(Dataset listings of figures)
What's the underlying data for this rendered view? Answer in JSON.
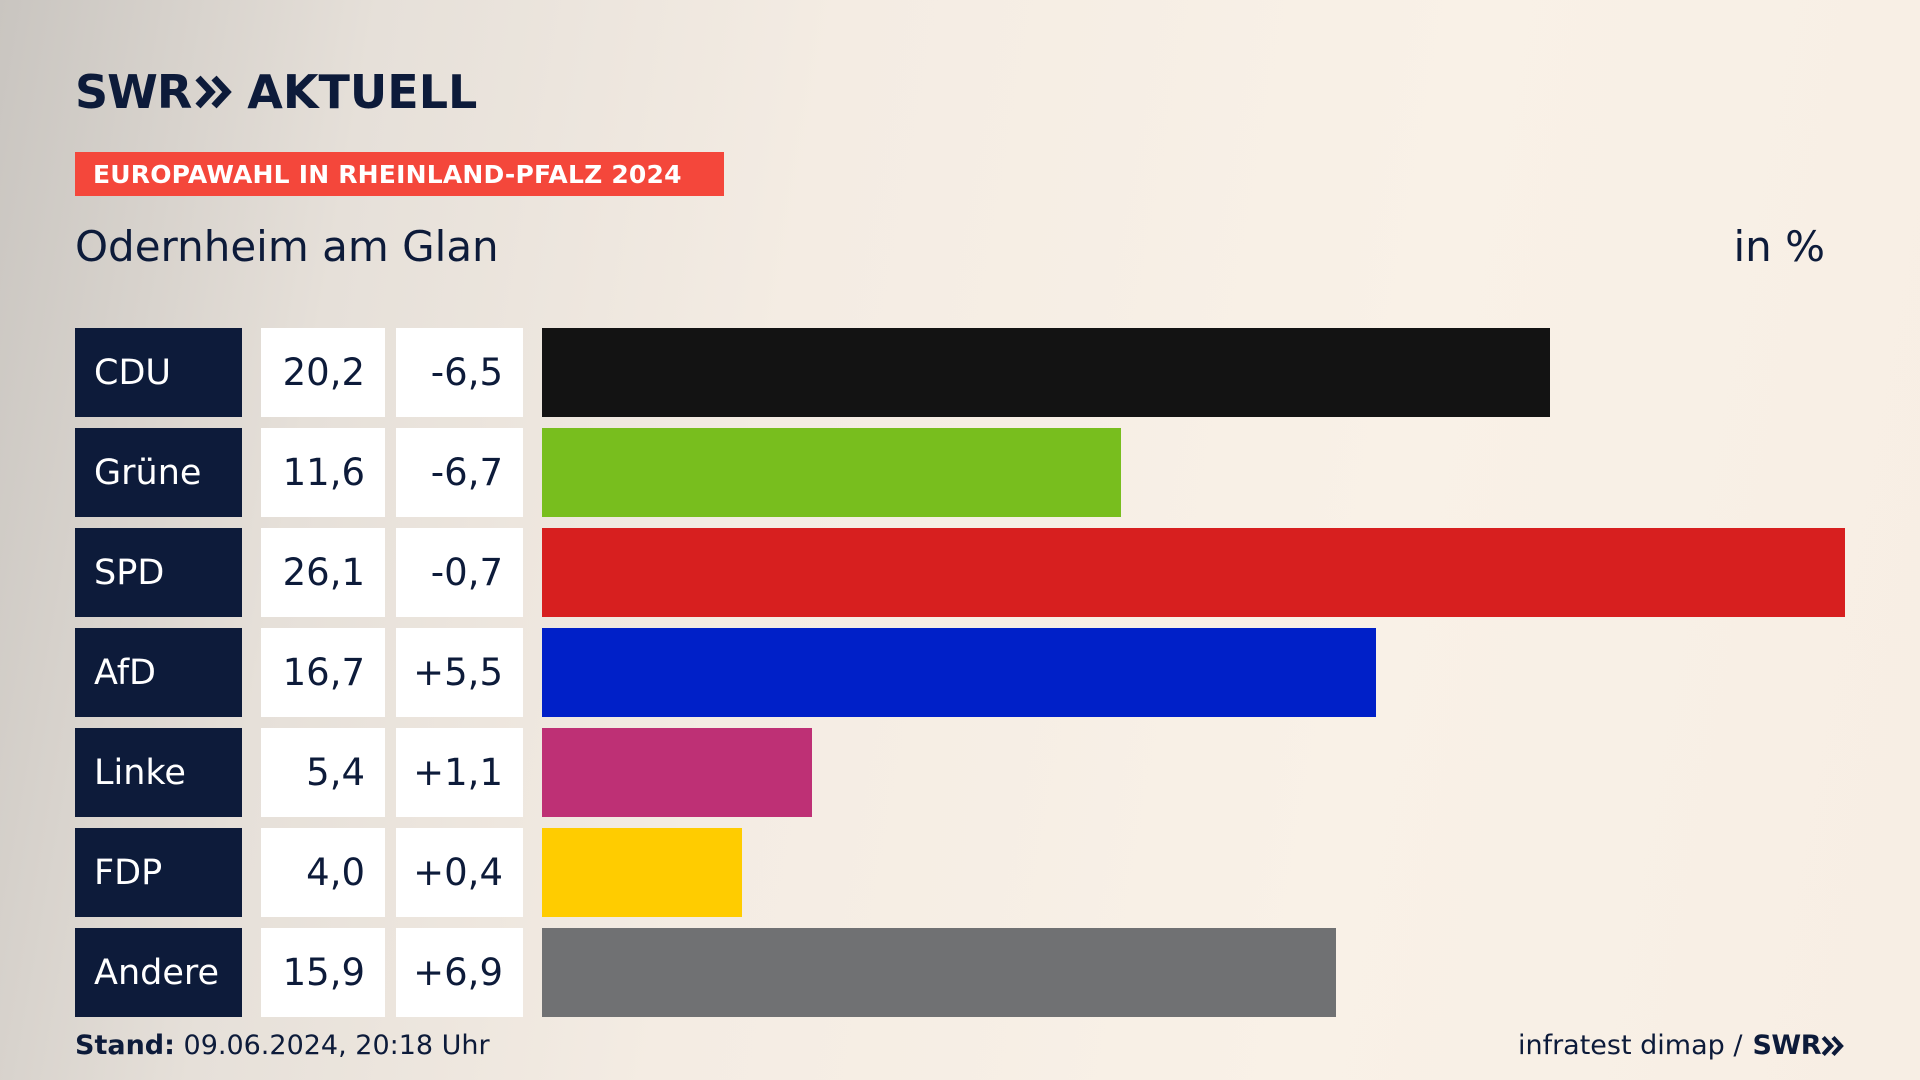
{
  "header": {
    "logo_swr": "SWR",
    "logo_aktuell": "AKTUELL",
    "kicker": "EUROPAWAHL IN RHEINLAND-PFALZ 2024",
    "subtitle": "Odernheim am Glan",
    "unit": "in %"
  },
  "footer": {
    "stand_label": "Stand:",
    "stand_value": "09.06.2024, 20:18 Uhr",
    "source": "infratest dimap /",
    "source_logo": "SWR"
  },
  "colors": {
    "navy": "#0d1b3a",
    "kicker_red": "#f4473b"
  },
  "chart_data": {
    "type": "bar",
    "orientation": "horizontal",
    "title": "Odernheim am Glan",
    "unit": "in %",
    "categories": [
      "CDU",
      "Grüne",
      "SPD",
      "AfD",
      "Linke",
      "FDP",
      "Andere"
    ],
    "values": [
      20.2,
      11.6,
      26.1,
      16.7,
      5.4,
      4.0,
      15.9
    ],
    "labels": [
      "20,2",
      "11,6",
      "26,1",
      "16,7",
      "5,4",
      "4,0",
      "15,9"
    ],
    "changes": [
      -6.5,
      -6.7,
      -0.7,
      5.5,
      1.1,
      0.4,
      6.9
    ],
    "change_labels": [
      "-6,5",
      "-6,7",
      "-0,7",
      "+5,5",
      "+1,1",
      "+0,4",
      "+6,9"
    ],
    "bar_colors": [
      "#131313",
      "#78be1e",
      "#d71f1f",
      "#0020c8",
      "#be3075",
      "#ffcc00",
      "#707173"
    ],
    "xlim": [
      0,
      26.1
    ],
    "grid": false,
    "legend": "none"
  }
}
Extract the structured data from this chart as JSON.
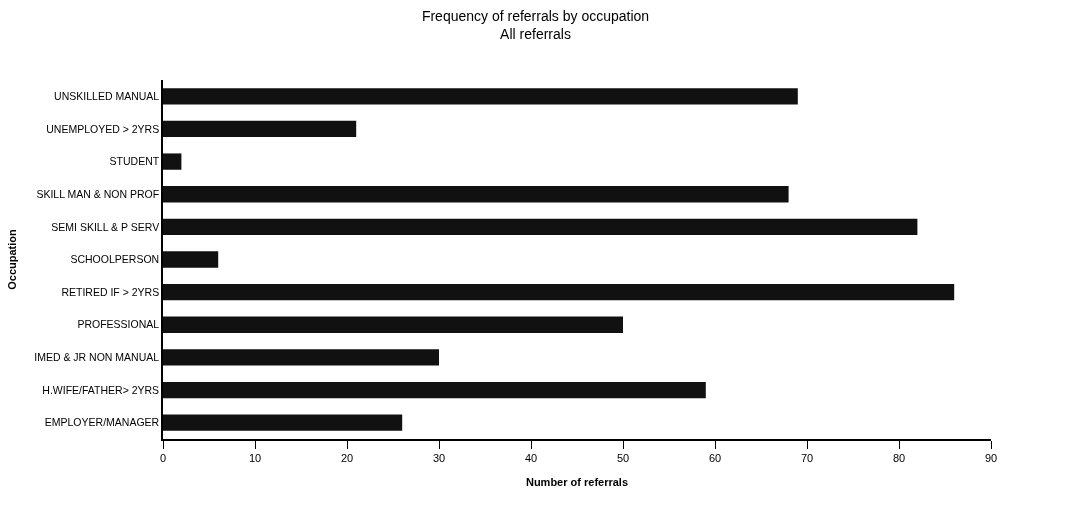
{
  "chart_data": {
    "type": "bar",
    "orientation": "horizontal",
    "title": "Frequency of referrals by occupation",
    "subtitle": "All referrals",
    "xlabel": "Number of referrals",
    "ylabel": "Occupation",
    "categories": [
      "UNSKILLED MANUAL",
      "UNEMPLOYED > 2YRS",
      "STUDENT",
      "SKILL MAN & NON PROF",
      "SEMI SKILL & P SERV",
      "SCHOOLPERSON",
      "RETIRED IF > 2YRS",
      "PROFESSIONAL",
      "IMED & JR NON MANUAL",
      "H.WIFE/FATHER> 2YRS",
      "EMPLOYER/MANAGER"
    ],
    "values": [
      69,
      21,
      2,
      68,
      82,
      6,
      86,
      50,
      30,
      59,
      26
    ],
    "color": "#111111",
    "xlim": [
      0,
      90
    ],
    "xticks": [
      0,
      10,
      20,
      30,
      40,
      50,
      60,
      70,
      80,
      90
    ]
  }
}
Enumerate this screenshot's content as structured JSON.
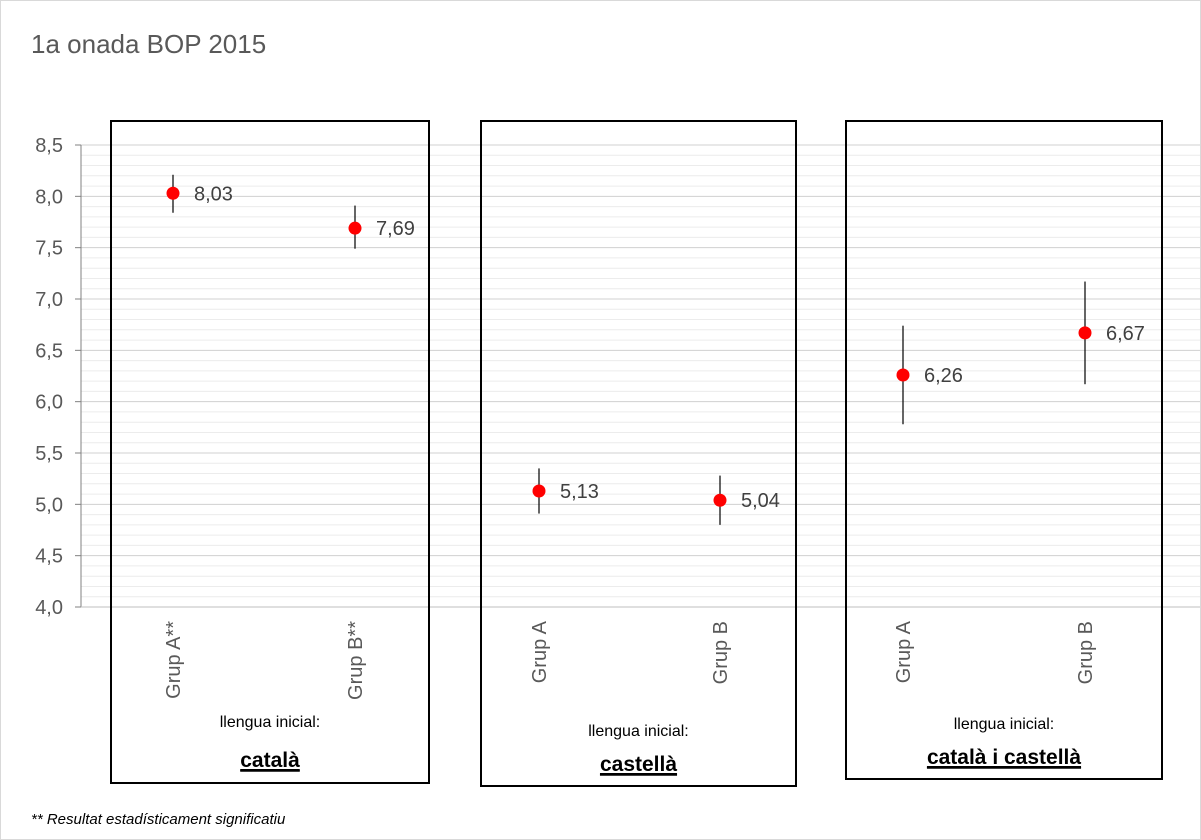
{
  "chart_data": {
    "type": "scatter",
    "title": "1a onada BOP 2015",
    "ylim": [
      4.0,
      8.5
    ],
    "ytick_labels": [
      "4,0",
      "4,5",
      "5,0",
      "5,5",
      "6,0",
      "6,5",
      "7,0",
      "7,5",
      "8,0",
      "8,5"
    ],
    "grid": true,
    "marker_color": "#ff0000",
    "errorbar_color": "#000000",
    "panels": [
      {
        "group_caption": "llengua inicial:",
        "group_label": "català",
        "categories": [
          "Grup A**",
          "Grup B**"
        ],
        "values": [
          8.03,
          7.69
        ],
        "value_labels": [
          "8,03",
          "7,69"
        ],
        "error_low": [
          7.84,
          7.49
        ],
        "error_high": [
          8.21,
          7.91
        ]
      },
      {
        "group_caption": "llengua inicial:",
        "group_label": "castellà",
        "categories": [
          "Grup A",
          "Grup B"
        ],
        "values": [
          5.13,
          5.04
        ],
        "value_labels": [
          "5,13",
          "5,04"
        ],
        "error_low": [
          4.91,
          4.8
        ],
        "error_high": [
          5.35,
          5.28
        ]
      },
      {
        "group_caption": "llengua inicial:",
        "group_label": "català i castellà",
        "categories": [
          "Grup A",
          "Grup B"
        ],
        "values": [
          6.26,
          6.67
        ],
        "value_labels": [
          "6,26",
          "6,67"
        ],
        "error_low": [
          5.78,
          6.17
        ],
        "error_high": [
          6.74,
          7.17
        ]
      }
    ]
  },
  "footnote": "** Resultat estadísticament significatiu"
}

==

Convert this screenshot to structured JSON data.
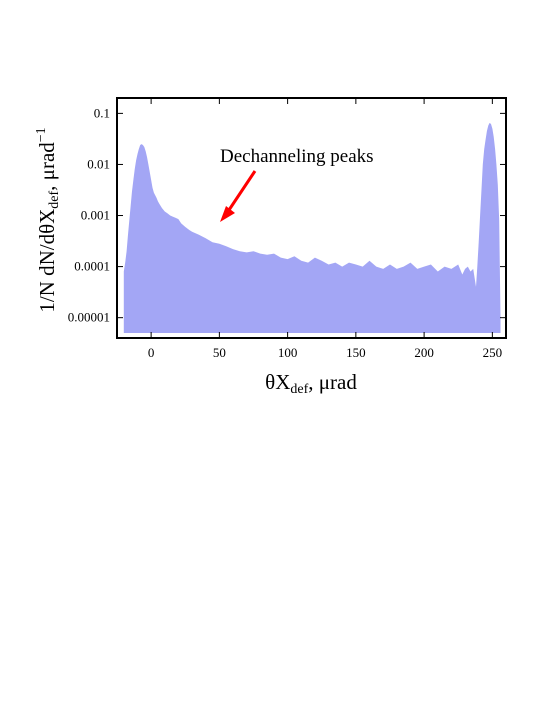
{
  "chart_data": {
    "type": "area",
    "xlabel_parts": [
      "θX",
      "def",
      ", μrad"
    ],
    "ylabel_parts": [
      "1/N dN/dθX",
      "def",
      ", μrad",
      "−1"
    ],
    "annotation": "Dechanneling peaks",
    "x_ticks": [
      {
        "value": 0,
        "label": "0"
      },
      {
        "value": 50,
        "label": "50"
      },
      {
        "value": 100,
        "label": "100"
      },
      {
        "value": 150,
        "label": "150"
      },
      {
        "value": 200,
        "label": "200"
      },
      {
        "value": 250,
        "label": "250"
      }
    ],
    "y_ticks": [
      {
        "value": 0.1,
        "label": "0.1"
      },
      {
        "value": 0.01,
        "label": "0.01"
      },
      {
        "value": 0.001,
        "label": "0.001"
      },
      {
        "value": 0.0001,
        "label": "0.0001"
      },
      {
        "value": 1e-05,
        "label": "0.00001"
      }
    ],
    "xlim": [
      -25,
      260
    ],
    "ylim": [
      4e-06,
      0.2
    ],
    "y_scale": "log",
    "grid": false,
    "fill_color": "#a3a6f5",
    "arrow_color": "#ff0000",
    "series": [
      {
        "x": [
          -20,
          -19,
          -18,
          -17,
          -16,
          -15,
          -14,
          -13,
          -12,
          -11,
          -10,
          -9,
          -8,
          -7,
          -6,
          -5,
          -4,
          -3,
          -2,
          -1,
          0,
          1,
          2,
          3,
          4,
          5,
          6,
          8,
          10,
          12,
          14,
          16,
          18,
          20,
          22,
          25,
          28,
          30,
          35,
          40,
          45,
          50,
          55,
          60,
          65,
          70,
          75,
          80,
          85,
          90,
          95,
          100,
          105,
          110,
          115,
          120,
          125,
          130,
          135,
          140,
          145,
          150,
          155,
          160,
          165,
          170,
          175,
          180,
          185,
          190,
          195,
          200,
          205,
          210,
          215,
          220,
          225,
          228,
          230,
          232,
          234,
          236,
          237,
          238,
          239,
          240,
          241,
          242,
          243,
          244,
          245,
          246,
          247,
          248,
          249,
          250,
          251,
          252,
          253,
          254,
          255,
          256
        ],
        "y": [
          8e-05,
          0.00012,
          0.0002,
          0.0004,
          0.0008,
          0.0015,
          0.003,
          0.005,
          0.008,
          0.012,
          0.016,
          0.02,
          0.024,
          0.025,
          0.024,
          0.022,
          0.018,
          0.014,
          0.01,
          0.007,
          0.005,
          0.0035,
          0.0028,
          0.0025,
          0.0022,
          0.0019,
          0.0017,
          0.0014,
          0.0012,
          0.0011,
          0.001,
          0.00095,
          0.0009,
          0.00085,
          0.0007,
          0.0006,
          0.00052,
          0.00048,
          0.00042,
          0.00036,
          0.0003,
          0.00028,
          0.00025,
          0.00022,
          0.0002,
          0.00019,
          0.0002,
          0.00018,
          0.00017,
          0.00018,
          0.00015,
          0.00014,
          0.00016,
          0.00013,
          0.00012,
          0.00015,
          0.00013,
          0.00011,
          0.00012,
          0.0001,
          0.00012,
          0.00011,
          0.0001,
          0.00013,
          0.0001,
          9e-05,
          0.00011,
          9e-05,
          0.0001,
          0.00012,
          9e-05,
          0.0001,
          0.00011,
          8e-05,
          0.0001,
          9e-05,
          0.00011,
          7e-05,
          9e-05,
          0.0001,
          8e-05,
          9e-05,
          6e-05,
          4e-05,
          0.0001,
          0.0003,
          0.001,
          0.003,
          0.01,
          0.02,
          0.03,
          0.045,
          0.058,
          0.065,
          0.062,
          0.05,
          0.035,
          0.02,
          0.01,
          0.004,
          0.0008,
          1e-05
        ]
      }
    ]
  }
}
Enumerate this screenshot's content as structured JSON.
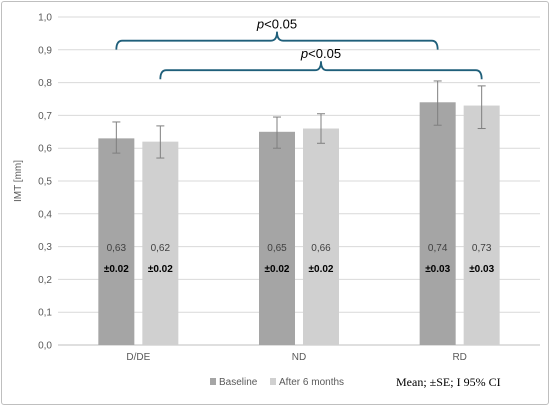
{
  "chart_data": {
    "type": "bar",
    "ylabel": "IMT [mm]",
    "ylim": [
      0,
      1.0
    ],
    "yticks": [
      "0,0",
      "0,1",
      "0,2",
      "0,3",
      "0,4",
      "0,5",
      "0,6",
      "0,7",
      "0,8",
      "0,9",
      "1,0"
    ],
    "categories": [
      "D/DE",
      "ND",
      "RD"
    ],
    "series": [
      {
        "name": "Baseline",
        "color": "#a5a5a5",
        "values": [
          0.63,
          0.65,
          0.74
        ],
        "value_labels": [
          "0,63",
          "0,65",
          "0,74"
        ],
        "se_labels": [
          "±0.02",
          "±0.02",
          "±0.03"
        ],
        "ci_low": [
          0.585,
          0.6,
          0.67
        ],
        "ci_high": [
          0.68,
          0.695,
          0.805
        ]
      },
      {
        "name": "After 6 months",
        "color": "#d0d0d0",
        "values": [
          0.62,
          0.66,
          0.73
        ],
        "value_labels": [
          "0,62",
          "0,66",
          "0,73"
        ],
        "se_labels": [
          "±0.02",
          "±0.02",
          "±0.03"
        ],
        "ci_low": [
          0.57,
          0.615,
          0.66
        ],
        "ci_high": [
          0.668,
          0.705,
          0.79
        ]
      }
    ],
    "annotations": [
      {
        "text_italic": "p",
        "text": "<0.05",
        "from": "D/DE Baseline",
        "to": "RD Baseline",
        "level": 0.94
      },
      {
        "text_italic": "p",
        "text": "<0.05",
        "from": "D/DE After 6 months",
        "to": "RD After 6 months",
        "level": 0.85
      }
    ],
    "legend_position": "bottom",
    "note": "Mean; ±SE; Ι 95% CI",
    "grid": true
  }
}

* * *

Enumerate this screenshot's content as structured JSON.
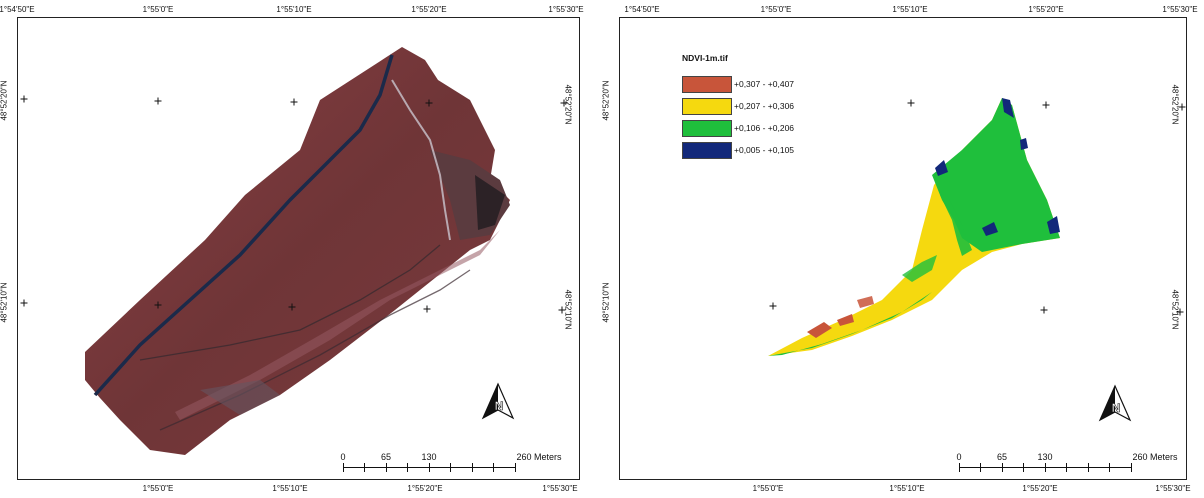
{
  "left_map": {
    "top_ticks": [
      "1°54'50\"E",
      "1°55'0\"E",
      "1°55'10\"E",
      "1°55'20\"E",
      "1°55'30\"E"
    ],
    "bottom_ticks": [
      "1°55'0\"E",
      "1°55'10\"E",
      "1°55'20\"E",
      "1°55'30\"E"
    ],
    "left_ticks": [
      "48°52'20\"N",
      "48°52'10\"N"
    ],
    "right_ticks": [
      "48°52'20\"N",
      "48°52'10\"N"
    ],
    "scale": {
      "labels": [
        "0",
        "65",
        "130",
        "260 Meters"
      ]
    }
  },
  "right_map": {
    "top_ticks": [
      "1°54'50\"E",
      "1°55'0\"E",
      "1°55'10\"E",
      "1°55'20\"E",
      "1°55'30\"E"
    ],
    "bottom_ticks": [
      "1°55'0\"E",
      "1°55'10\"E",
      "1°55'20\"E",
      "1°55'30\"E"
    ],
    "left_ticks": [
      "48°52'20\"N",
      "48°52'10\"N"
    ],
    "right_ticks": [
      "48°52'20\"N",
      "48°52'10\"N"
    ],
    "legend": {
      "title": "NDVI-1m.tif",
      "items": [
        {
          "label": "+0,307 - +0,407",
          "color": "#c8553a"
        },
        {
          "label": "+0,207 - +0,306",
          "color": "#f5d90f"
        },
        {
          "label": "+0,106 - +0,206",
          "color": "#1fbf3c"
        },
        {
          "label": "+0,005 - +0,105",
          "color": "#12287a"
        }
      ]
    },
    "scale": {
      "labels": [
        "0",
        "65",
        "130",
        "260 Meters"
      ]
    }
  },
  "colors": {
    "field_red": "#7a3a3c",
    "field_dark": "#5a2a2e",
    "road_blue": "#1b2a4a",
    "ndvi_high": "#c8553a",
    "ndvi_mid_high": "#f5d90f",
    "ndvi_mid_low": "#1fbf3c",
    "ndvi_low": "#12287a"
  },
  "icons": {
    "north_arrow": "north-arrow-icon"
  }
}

> **PROBLEM TO WORK ON**: Report how many lines include the word "Odernheim". Give nothing but the number.

> **EXERCISE RESULT**: 2